EXCERPTED TEXT:

--------

Thursday, May 01, 2008

It Must Be Spring

More in the nature of a collection of crumbs, but...

First, there's the matter of the arboreal genocide on my street. The aftermath has been interesting: on the stub (it's not tall enough to call it a stump) where one of the trees was someone has taken a Christmas tree outline, made of stout bronze wire, and screwed it to the former living tree. On the end of each of its "branches," this decoration has a candle-holder, and various residents have stuck candles in there and lit them. There's nothing in them as of a few minutes ago, but this may change. In the meanwhile, it's been festooned with strings of tinsel and ribbon.

A few more trees on other streets have gone, too, and apparently there are plans for even more. One, I noticed, only got severely trimmed, perhaps in deference to a very large bird's nest near its top. Species-ism, if you ask me.

--------

GIVEN INFORMATION:
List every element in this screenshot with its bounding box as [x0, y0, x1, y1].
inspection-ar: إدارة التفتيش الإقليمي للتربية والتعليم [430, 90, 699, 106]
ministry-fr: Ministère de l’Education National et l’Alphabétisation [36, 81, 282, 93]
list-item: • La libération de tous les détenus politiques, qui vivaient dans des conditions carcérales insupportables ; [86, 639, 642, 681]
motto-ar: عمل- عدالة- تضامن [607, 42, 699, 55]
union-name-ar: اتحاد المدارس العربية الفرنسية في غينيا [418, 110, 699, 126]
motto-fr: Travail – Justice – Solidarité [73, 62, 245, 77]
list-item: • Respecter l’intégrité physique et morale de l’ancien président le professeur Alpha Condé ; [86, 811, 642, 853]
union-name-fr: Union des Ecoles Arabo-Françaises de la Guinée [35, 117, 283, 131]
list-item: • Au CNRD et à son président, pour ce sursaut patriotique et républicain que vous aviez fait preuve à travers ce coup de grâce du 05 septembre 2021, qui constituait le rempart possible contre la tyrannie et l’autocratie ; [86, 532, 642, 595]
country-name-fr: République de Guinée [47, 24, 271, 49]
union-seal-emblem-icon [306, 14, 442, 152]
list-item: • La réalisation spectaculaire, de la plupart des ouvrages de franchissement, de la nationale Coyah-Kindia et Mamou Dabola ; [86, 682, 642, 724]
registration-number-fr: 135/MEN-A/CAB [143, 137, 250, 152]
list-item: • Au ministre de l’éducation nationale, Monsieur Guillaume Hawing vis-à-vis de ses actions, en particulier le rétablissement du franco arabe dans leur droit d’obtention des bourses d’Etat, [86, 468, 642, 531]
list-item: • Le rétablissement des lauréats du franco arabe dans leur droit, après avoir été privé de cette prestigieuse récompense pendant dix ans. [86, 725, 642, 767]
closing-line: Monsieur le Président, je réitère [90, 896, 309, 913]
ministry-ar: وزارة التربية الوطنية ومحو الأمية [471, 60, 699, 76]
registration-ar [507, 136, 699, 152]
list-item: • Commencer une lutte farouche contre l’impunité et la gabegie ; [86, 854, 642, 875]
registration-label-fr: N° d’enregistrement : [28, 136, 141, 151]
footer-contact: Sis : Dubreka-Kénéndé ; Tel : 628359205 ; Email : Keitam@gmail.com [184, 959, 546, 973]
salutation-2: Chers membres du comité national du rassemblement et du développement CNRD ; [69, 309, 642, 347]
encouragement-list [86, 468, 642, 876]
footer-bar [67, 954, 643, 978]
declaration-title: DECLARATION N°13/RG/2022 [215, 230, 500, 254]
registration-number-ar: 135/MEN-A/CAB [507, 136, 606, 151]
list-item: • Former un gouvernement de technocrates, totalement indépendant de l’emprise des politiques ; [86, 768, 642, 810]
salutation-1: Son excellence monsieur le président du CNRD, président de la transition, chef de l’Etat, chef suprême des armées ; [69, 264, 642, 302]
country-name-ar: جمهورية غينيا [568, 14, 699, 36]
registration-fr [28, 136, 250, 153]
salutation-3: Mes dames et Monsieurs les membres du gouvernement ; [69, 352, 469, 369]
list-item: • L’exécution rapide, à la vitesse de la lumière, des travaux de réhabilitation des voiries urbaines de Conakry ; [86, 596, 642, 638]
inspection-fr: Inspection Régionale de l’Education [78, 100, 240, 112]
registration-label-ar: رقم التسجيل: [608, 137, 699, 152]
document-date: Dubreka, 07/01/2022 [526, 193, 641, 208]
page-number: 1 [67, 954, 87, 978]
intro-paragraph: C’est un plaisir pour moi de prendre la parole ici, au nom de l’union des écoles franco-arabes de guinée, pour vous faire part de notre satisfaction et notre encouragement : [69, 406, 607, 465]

--------

PROBLEMS AND TASKS:
a. Translate this sentence from the blog post above into French: "A few more trees on other streets have gone, too, and apparently there are plans for even more."
b. Summarize the blog post in two sentences.

ANSWERS PROVIDED:
a. Quelques autres arbres ont aussi disparu dans d'autres rues, et apparemment, on prévoit d'en supprimer encore davantage.

b. After trees were cut down on the writer's street, someone screwed a bronze-wire Christmas tree outline with candle-holders onto one of the remaining stubs, and residents have lit candles in it and decorated it with tinsel and ribbon. Trees on other streets have also been removed, with more apparently planned, though one was only severely trimmed, perhaps because of a very large bird's nest near its top.